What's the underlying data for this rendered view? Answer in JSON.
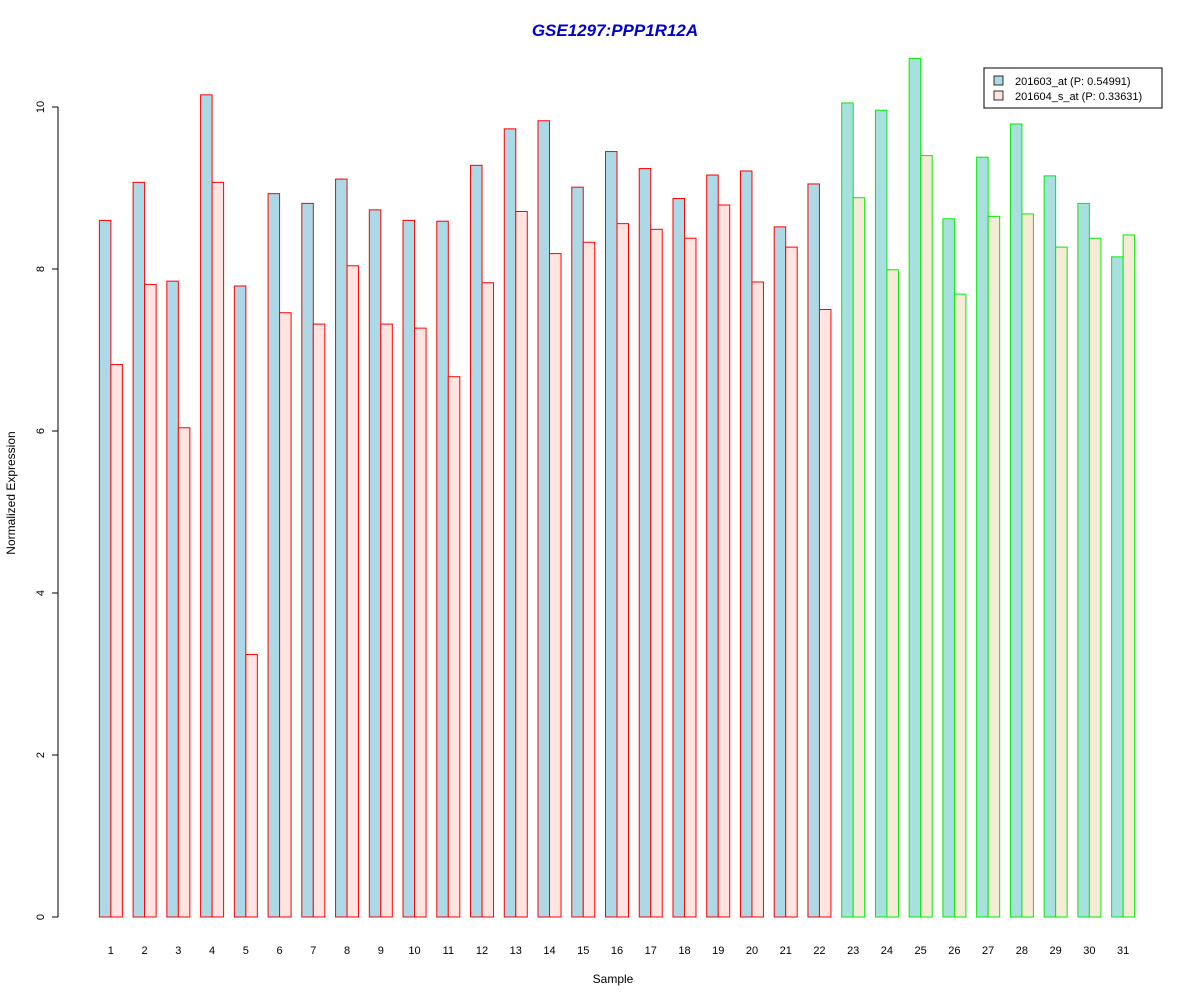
{
  "chart_data": {
    "type": "bar",
    "title": "GSE1297:PPP1R12A",
    "xlabel": "Sample",
    "ylabel": "Normalized Expression",
    "ylim": [
      0,
      10.6
    ],
    "yticks": [
      0,
      2,
      4,
      6,
      8,
      10
    ],
    "categories": [
      "1",
      "2",
      "3",
      "4",
      "5",
      "6",
      "7",
      "8",
      "9",
      "10",
      "11",
      "12",
      "13",
      "14",
      "15",
      "16",
      "17",
      "18",
      "19",
      "20",
      "21",
      "22",
      "23",
      "24",
      "25",
      "26",
      "27",
      "28",
      "29",
      "30",
      "31"
    ],
    "series": [
      {
        "name": "201603_at (P: 0.54991)",
        "fill": "#add8e6",
        "values": [
          8.6,
          9.07,
          7.85,
          10.15,
          7.79,
          8.93,
          8.81,
          9.11,
          8.73,
          8.6,
          8.59,
          9.28,
          9.73,
          9.83,
          9.01,
          9.45,
          9.24,
          8.87,
          9.16,
          9.21,
          8.52,
          9.05,
          10.05,
          9.96,
          10.6,
          8.62,
          9.38,
          9.79,
          9.15,
          8.81,
          8.15
        ]
      },
      {
        "name": "201604_s_at (P: 0.33631)",
        "fill": "#ffe4e1",
        "values": [
          6.82,
          7.81,
          6.04,
          9.07,
          3.24,
          7.46,
          7.32,
          8.04,
          7.32,
          7.27,
          6.67,
          7.83,
          8.71,
          8.19,
          8.33,
          8.56,
          8.49,
          8.38,
          8.79,
          7.84,
          8.27,
          7.5,
          8.88,
          7.99,
          9.4,
          7.69,
          8.65,
          8.68,
          8.27,
          8.38,
          8.42
        ]
      }
    ],
    "group_border_colors": [
      "#ff0000",
      "#00ee00"
    ],
    "group_split_after": 22,
    "alt_fill_group2": "#f5ebd7",
    "alt_fill_group2_primary": "#a8e0e0",
    "legend_position": "top-right",
    "grid": false
  }
}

## [The exercise]
Give the entries again without a single change, but with no pictures.

## [Written solution]
What's the underlying data for this rendered view? Answer in JSON.
{
  "chart_data": {
    "type": "bar",
    "title": "GSE1297:PPP1R12A",
    "xlabel": "Sample",
    "ylabel": "Normalized Expression",
    "ylim": [
      0,
      10.6
    ],
    "yticks": [
      0,
      2,
      4,
      6,
      8,
      10
    ],
    "categories": [
      "1",
      "2",
      "3",
      "4",
      "5",
      "6",
      "7",
      "8",
      "9",
      "10",
      "11",
      "12",
      "13",
      "14",
      "15",
      "16",
      "17",
      "18",
      "19",
      "20",
      "21",
      "22",
      "23",
      "24",
      "25",
      "26",
      "27",
      "28",
      "29",
      "30",
      "31"
    ],
    "series": [
      {
        "name": "201603_at (P: 0.54991)",
        "fill": "#add8e6",
        "values": [
          8.6,
          9.07,
          7.85,
          10.15,
          7.79,
          8.93,
          8.81,
          9.11,
          8.73,
          8.6,
          8.59,
          9.28,
          9.73,
          9.83,
          9.01,
          9.45,
          9.24,
          8.87,
          9.16,
          9.21,
          8.52,
          9.05,
          10.05,
          9.96,
          10.6,
          8.62,
          9.38,
          9.79,
          9.15,
          8.81,
          8.15
        ]
      },
      {
        "name": "201604_s_at (P: 0.33631)",
        "fill": "#ffe4e1",
        "values": [
          6.82,
          7.81,
          6.04,
          9.07,
          3.24,
          7.46,
          7.32,
          8.04,
          7.32,
          7.27,
          6.67,
          7.83,
          8.71,
          8.19,
          8.33,
          8.56,
          8.49,
          8.38,
          8.79,
          7.84,
          8.27,
          7.5,
          8.88,
          7.99,
          9.4,
          7.69,
          8.65,
          8.68,
          8.27,
          8.38,
          8.42
        ]
      }
    ],
    "group_border_colors": [
      "#ff0000",
      "#00ee00"
    ],
    "group_split_after": 22,
    "alt_fill_group2": "#f5ebd7",
    "alt_fill_group2_primary": "#a8e0e0",
    "legend_position": "top-right",
    "grid": false
  }
}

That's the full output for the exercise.